# [EXERCISE OBJECTIVE]
Determine the count of lines holding "JSON" and give that count alone.

Records from a data source:
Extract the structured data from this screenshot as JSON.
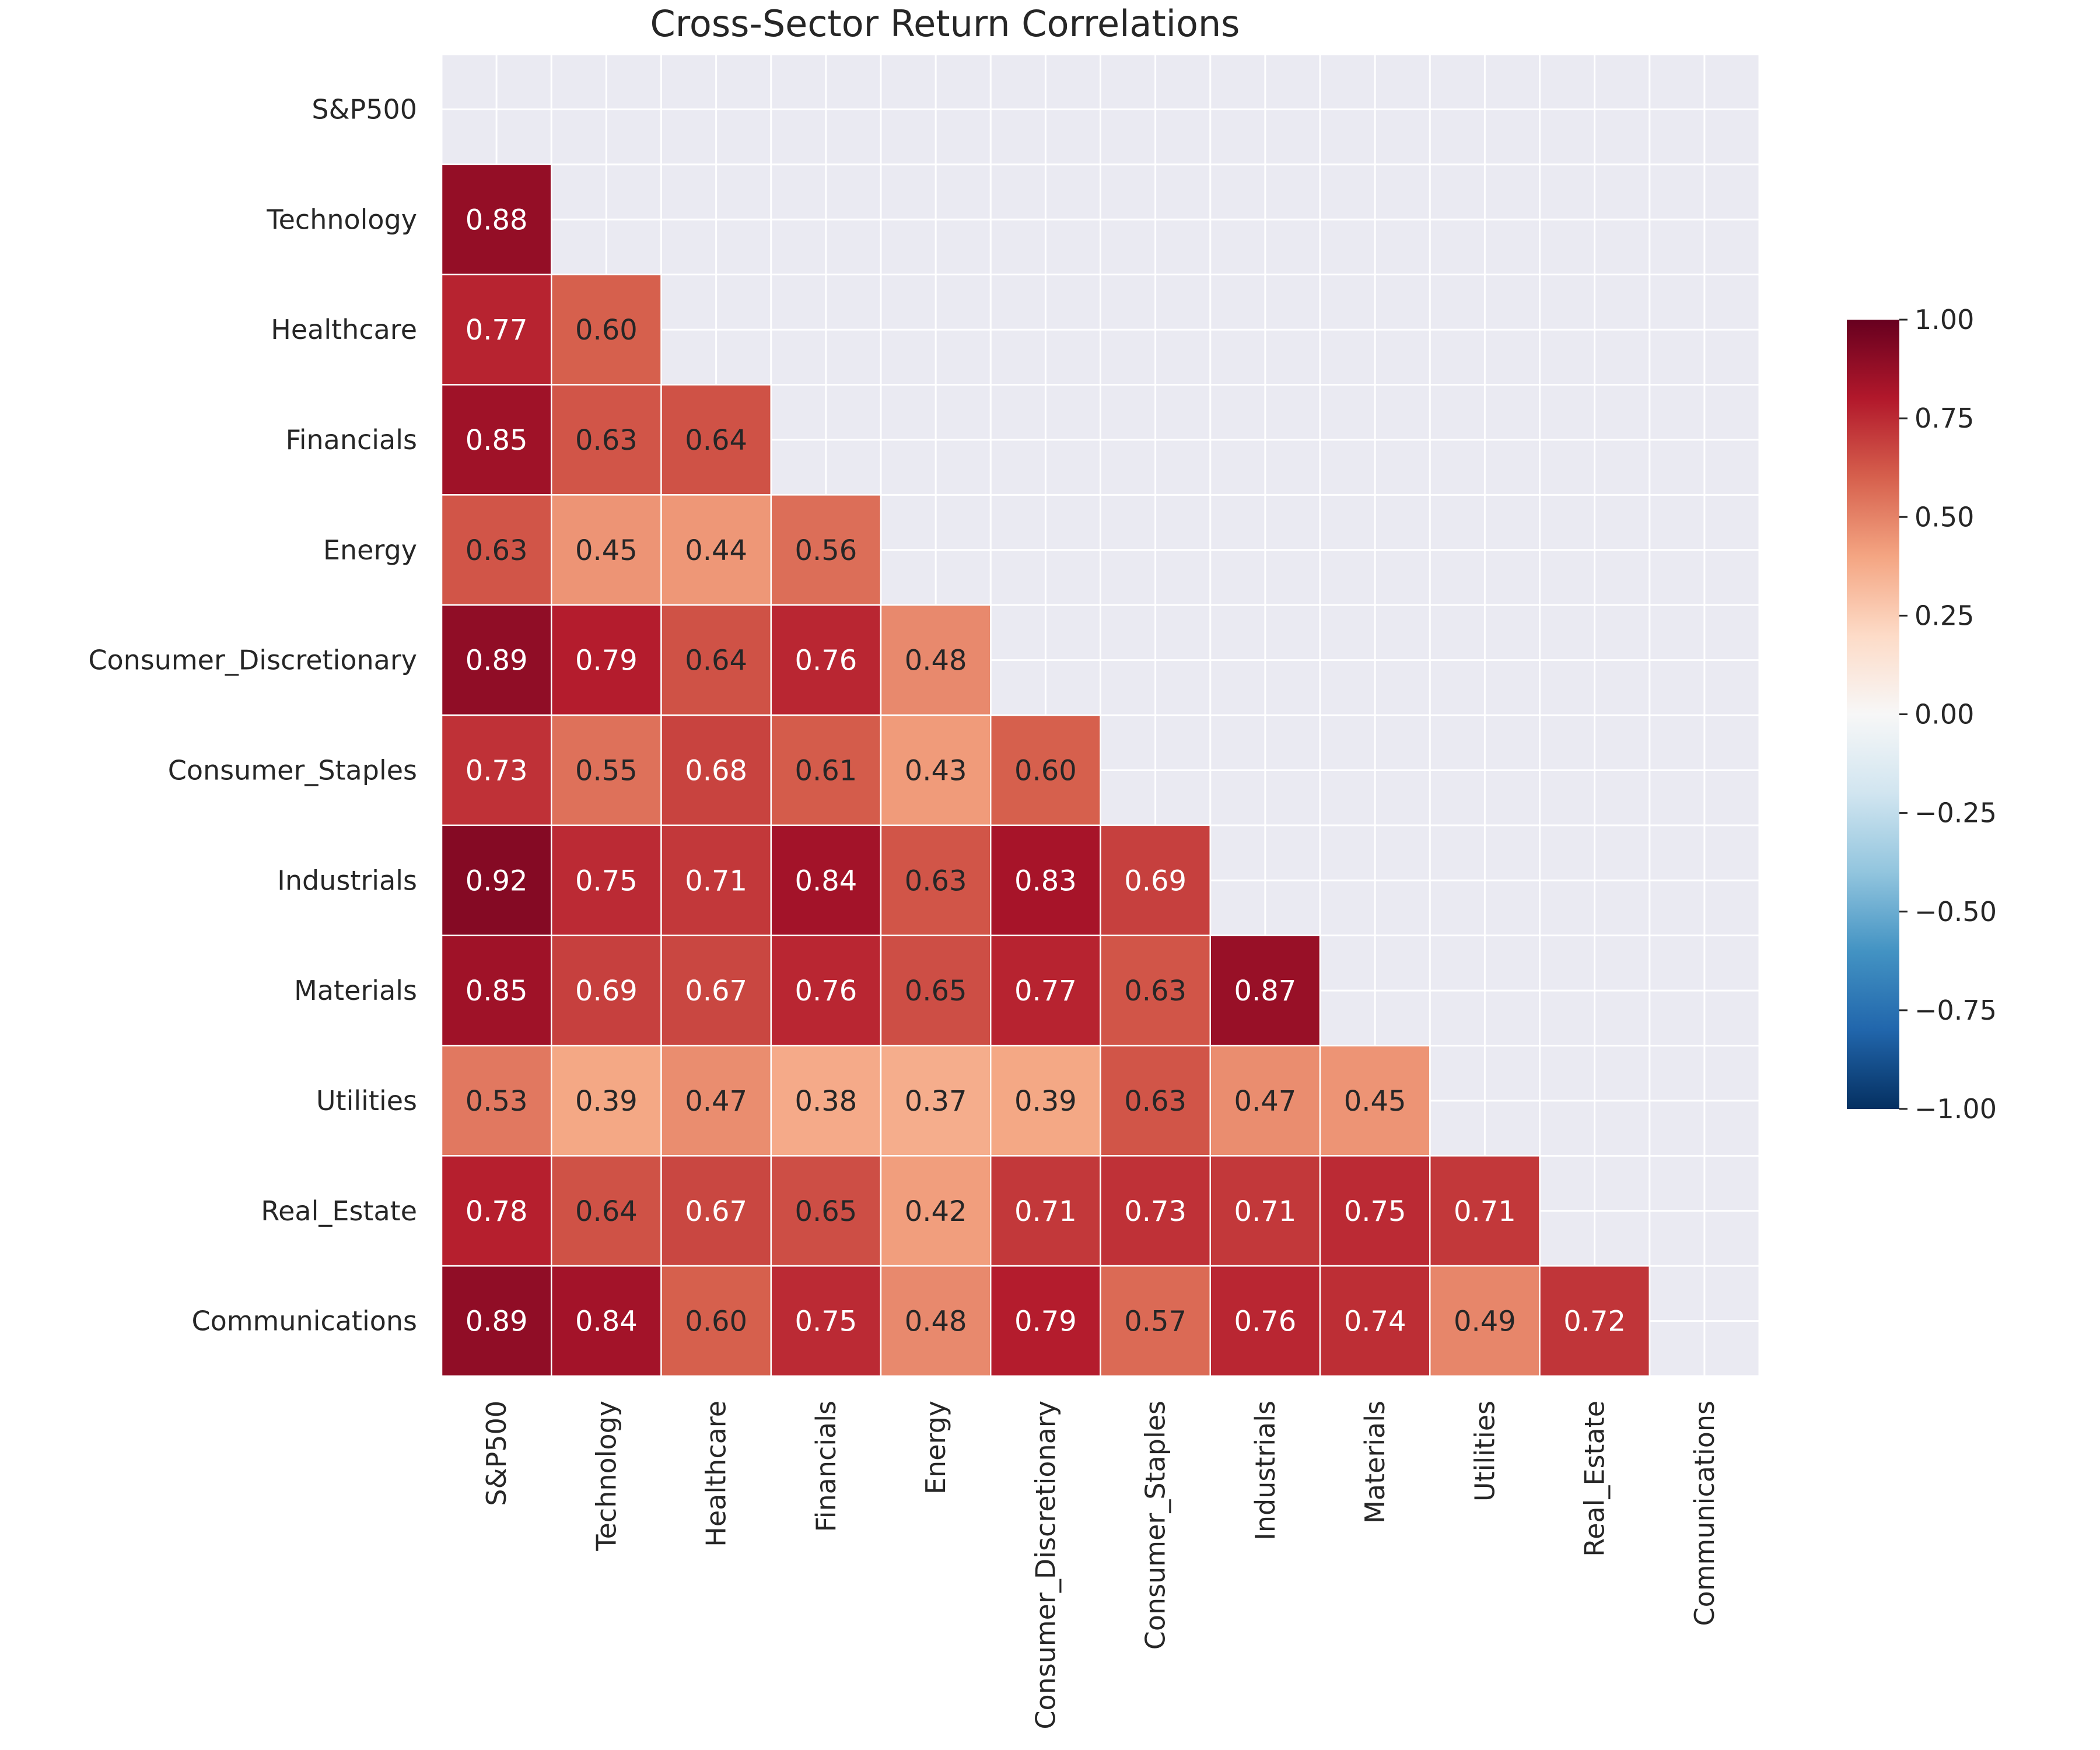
{
  "chart_data": {
    "type": "heatmap",
    "title": "Cross-Sector Return Correlations",
    "labels": [
      "S&P500",
      "Technology",
      "Healthcare",
      "Financials",
      "Energy",
      "Consumer_Discretionary",
      "Consumer_Staples",
      "Industrials",
      "Materials",
      "Utilities",
      "Real_Estate",
      "Communications"
    ],
    "mask": "upper triangle including diagonal",
    "matrix": [
      [
        null,
        null,
        null,
        null,
        null,
        null,
        null,
        null,
        null,
        null,
        null,
        null
      ],
      [
        0.88,
        null,
        null,
        null,
        null,
        null,
        null,
        null,
        null,
        null,
        null,
        null
      ],
      [
        0.77,
        0.6,
        null,
        null,
        null,
        null,
        null,
        null,
        null,
        null,
        null,
        null
      ],
      [
        0.85,
        0.63,
        0.64,
        null,
        null,
        null,
        null,
        null,
        null,
        null,
        null,
        null
      ],
      [
        0.63,
        0.45,
        0.44,
        0.56,
        null,
        null,
        null,
        null,
        null,
        null,
        null,
        null
      ],
      [
        0.89,
        0.79,
        0.64,
        0.76,
        0.48,
        null,
        null,
        null,
        null,
        null,
        null,
        null
      ],
      [
        0.73,
        0.55,
        0.68,
        0.61,
        0.43,
        0.6,
        null,
        null,
        null,
        null,
        null,
        null
      ],
      [
        0.92,
        0.75,
        0.71,
        0.84,
        0.63,
        0.83,
        0.69,
        null,
        null,
        null,
        null,
        null
      ],
      [
        0.85,
        0.69,
        0.67,
        0.76,
        0.65,
        0.77,
        0.63,
        0.87,
        null,
        null,
        null,
        null
      ],
      [
        0.53,
        0.39,
        0.47,
        0.38,
        0.37,
        0.39,
        0.63,
        0.47,
        0.45,
        null,
        null,
        null
      ],
      [
        0.78,
        0.64,
        0.67,
        0.65,
        0.42,
        0.71,
        0.73,
        0.71,
        0.75,
        0.71,
        null,
        null
      ],
      [
        0.89,
        0.84,
        0.6,
        0.75,
        0.48,
        0.79,
        0.57,
        0.76,
        0.74,
        0.49,
        0.72,
        null
      ]
    ],
    "value_format": "0.00",
    "colormap": "RdBu_r",
    "vmin": -1.0,
    "vmax": 1.0,
    "colorbar_ticks": [
      "1.00",
      "0.75",
      "0.50",
      "0.25",
      "0.00",
      "−0.25",
      "−0.50",
      "−0.75",
      "−1.00"
    ],
    "grid": true,
    "colors": {
      "background": "#eaeaf2",
      "grid_line": "#ffffff",
      "text_dark": "#262626",
      "text_light": "#ffffff"
    }
  }
}
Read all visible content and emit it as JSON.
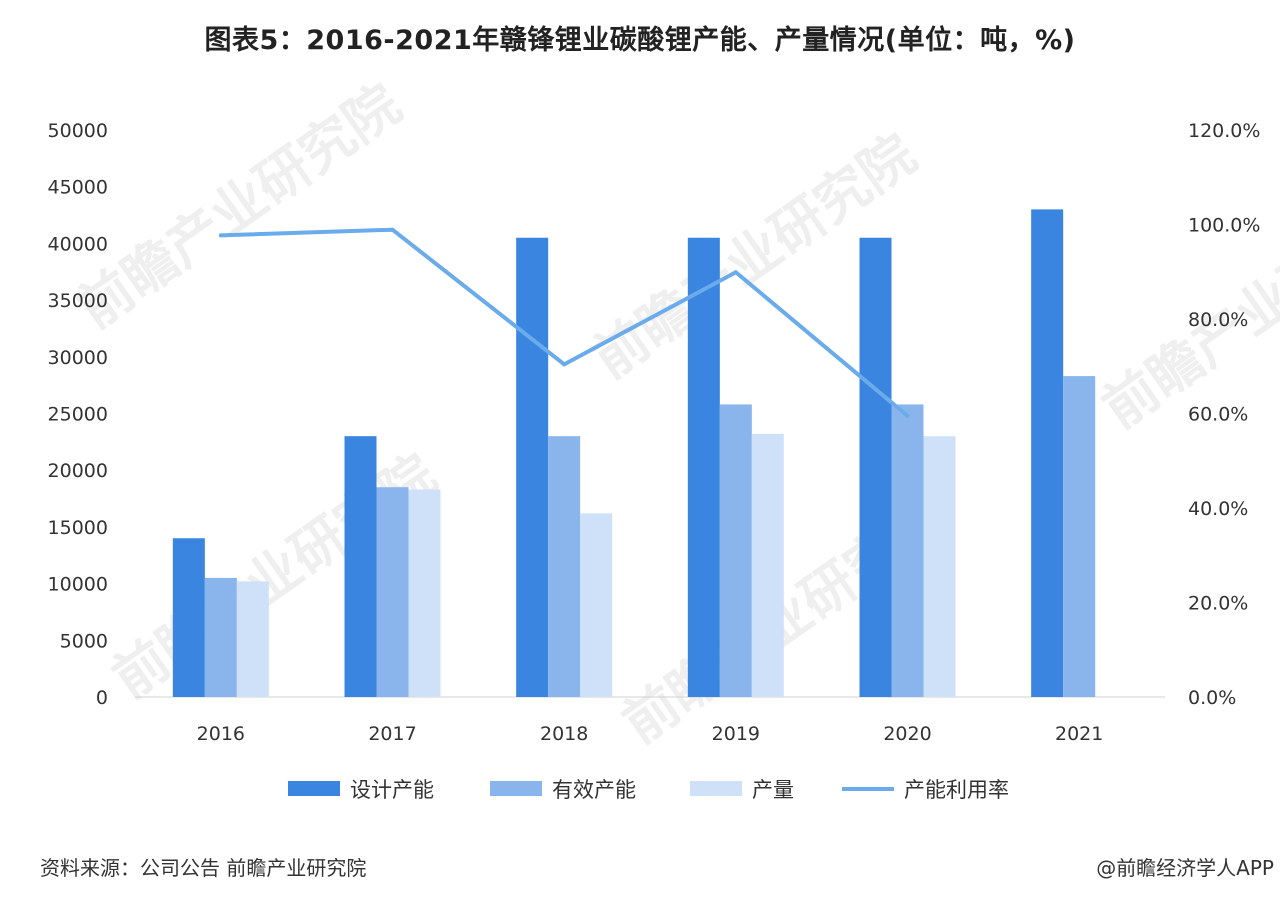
{
  "title": "图表5：2016-2021年赣锋锂业碳酸锂产能、产量情况(单位：吨，%)",
  "source": "资料来源：公司公告 前瞻产业研究院",
  "credit": "@前瞻经济学人APP",
  "watermark": "前瞻产业研究院",
  "colors": {
    "design": "#3a85df",
    "effective": "#8ab4ec",
    "output": "#cfe1f8",
    "rate": "#6aabec"
  },
  "chart_data": {
    "type": "bar",
    "categories": [
      "2016",
      "2017",
      "2018",
      "2019",
      "2020",
      "2021"
    ],
    "series": [
      {
        "name": "设计产能",
        "kind": "bar",
        "axis": "left",
        "values": [
          14000,
          23000,
          40500,
          40500,
          40500,
          43000
        ]
      },
      {
        "name": "有效产能",
        "kind": "bar",
        "axis": "left",
        "values": [
          10500,
          18500,
          23000,
          25800,
          25800,
          28300
        ]
      },
      {
        "name": "产量",
        "kind": "bar",
        "axis": "left",
        "values": [
          10200,
          18300,
          16200,
          23200,
          23000,
          null
        ]
      },
      {
        "name": "产能利用率",
        "kind": "line",
        "axis": "right",
        "values": [
          97.7,
          98.9,
          70.4,
          89.9,
          59.5,
          null
        ]
      }
    ],
    "y_left": {
      "min": 0,
      "max": 50000,
      "ticks": [
        "0",
        "5000",
        "10000",
        "15000",
        "20000",
        "25000",
        "30000",
        "35000",
        "40000",
        "45000",
        "50000"
      ]
    },
    "y_right": {
      "min": 0,
      "max": 120,
      "ticks": [
        "0.0%",
        "20.0%",
        "40.0%",
        "60.0%",
        "80.0%",
        "100.0%",
        "120.0%"
      ]
    },
    "legend_position": "bottom",
    "grid": false
  }
}
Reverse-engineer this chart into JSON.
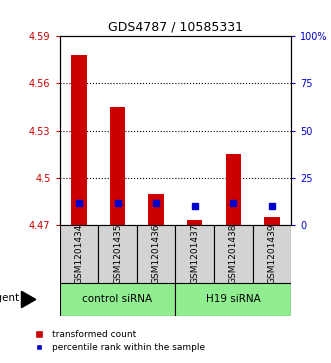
{
  "title": "GDS4787 / 10585331",
  "samples": [
    "GSM1201434",
    "GSM1201435",
    "GSM1201436",
    "GSM1201437",
    "GSM1201438",
    "GSM1201439"
  ],
  "group_labels": [
    "control siRNA",
    "H19 siRNA"
  ],
  "red_values": [
    4.578,
    4.545,
    4.49,
    4.473,
    4.515,
    4.475
  ],
  "blue_values": [
    4.484,
    4.484,
    4.484,
    4.482,
    4.484,
    4.482
  ],
  "ylim_left": [
    4.47,
    4.59
  ],
  "ylim_right": [
    0,
    100
  ],
  "yticks_left": [
    4.47,
    4.5,
    4.53,
    4.56,
    4.59
  ],
  "ytick_labels_left": [
    "4.47",
    "4.5",
    "4.53",
    "4.56",
    "4.59"
  ],
  "yticks_right": [
    0,
    25,
    50,
    75,
    100
  ],
  "ytick_labels_right": [
    "0",
    "25",
    "50",
    "75",
    "100%"
  ],
  "bar_bottom": 4.47,
  "bar_width": 0.4,
  "red_color": "#cc0000",
  "blue_color": "#0000cc",
  "legend_red_label": "transformed count",
  "legend_blue_label": "percentile rank within the sample",
  "agent_label": "agent",
  "left_tick_color": "#cc0000",
  "right_tick_color": "#0000cc",
  "plot_bg_color": "#ffffff",
  "sample_bg_color": "#d3d3d3",
  "green_bg": "#90ee90"
}
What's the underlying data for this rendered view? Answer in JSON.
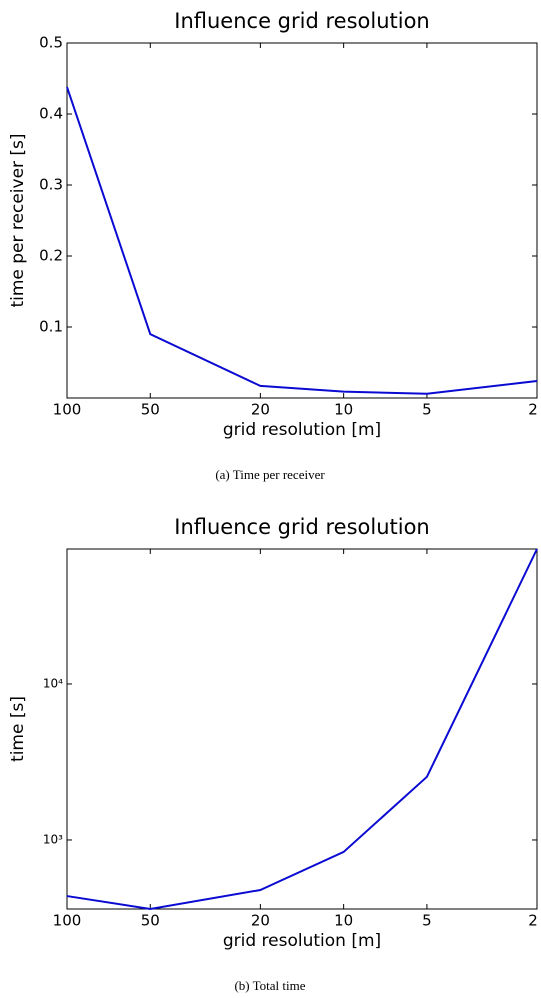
{
  "chart_data": [
    {
      "type": "line",
      "title": "Influence grid resolution",
      "x_label": "grid resolution [m]",
      "y_label": "time per receiver [s]",
      "caption": "(a)  Time per receiver",
      "x": [
        100,
        50,
        20,
        10,
        5,
        2
      ],
      "values": [
        0.438,
        0.09,
        0.017,
        0.009,
        0.006,
        0.024
      ],
      "color": "#0a0ad2",
      "xscale": "log",
      "yscale": "linear",
      "xlim": [
        100,
        2
      ],
      "xticks": [
        100,
        50,
        20,
        10,
        5,
        2
      ],
      "ylim": [
        0,
        0.5
      ],
      "yticks": [
        0.1,
        0.2,
        0.3,
        0.4,
        0.5
      ]
    },
    {
      "type": "line",
      "title": "Influence grid resolution",
      "x_label": "grid resolution [m]",
      "y_label": "time [s]",
      "caption": "(b)  Total time",
      "x": [
        100,
        50,
        20,
        10,
        5,
        2
      ],
      "values": [
        437,
        361,
        478,
        838,
        2540,
        73300
      ],
      "color": "#0a0ad2",
      "xscale": "log",
      "yscale": "log",
      "xlim": [
        100,
        2
      ],
      "xticks": [
        100,
        50,
        20,
        10,
        5,
        2
      ],
      "ylim": [
        361,
        73300
      ],
      "yticks": [
        {
          "value": 1000,
          "label": "10³"
        },
        {
          "value": 10000,
          "label": "10⁴"
        }
      ]
    }
  ]
}
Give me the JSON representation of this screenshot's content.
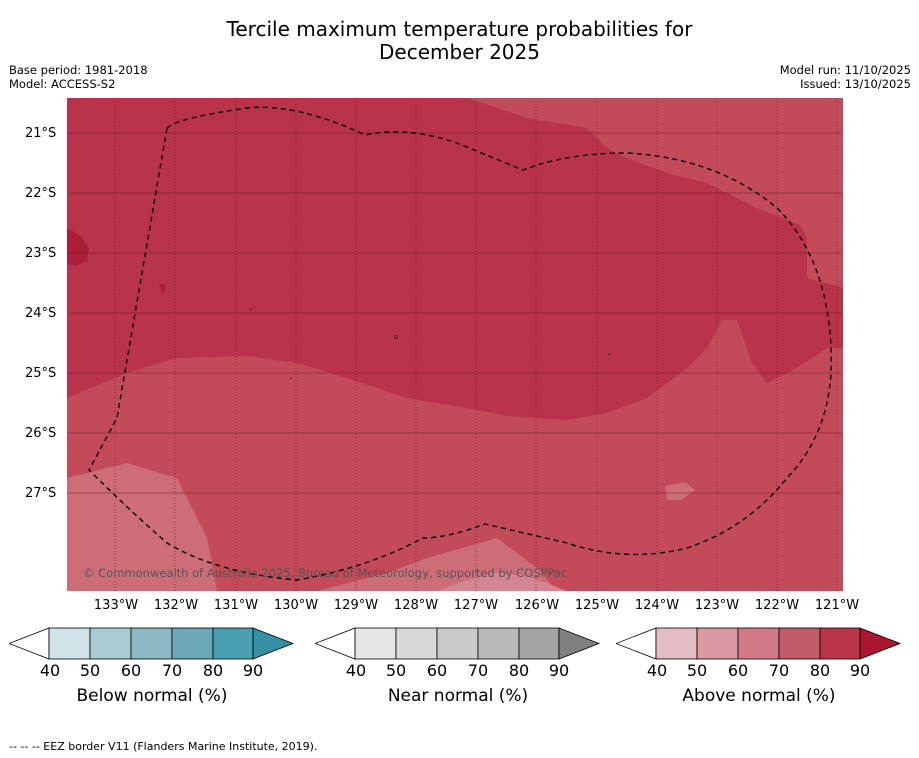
{
  "title_line1": "Tercile maximum temperature probabilities for",
  "title_line2": "December 2025",
  "base_period": "Base period: 1981-2018",
  "model": "Model: ACCESS-S2",
  "model_run": "Model run: 11/10/2025",
  "issued": "Issued: 13/10/2025",
  "lat_labels": [
    "21°S",
    "22°S",
    "23°S",
    "24°S",
    "25°S",
    "26°S",
    "27°S"
  ],
  "lon_labels": [
    "133°W",
    "132°W",
    "131°W",
    "130°W",
    "129°W",
    "128°W",
    "127°W",
    "126°W",
    "125°W",
    "124°W",
    "123°W",
    "122°W",
    "121°W"
  ],
  "copyright": "© Commonwealth of Australia 2025, Bureau of Meteorology, supported by COSPPac",
  "colorbars": [
    {
      "title": "Below normal (%)",
      "ticks": [
        "40",
        "50",
        "60",
        "70",
        "80",
        "90"
      ],
      "colors": [
        "#ffffff",
        "#cfe3e8",
        "#a9cbd2",
        "#8bb8c3",
        "#6aa8b6",
        "#4aa0b1",
        "#3590a6"
      ]
    },
    {
      "title": "Near normal (%)",
      "ticks": [
        "40",
        "50",
        "60",
        "70",
        "80",
        "90"
      ],
      "colors": [
        "#ffffff",
        "#e5e5e5",
        "#d8d8d8",
        "#cacaca",
        "#b9b9b9",
        "#a4a4a4",
        "#7f7f7f"
      ]
    },
    {
      "title": "Above normal (%)",
      "ticks": [
        "40",
        "50",
        "60",
        "70",
        "80",
        "90"
      ],
      "colors": [
        "#ffffff",
        "#e3bcc4",
        "#d99aa4",
        "#cf7a86",
        "#c35c69",
        "#b93548",
        "#a8172f"
      ]
    }
  ],
  "footnote": "--  --  -- EEZ border V11 (Flanders Marine Institute, 2019).",
  "map_colors": {
    "light": "#cd6d78",
    "medium": "#c24a59",
    "dark": "#b9334a",
    "darkest": "#ad1f38"
  }
}
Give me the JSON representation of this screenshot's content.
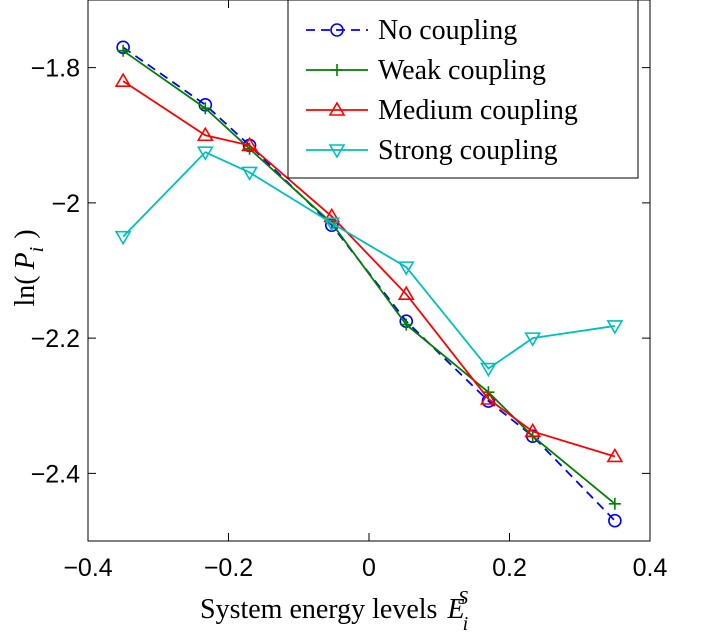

# [ANSWER BELOW]
6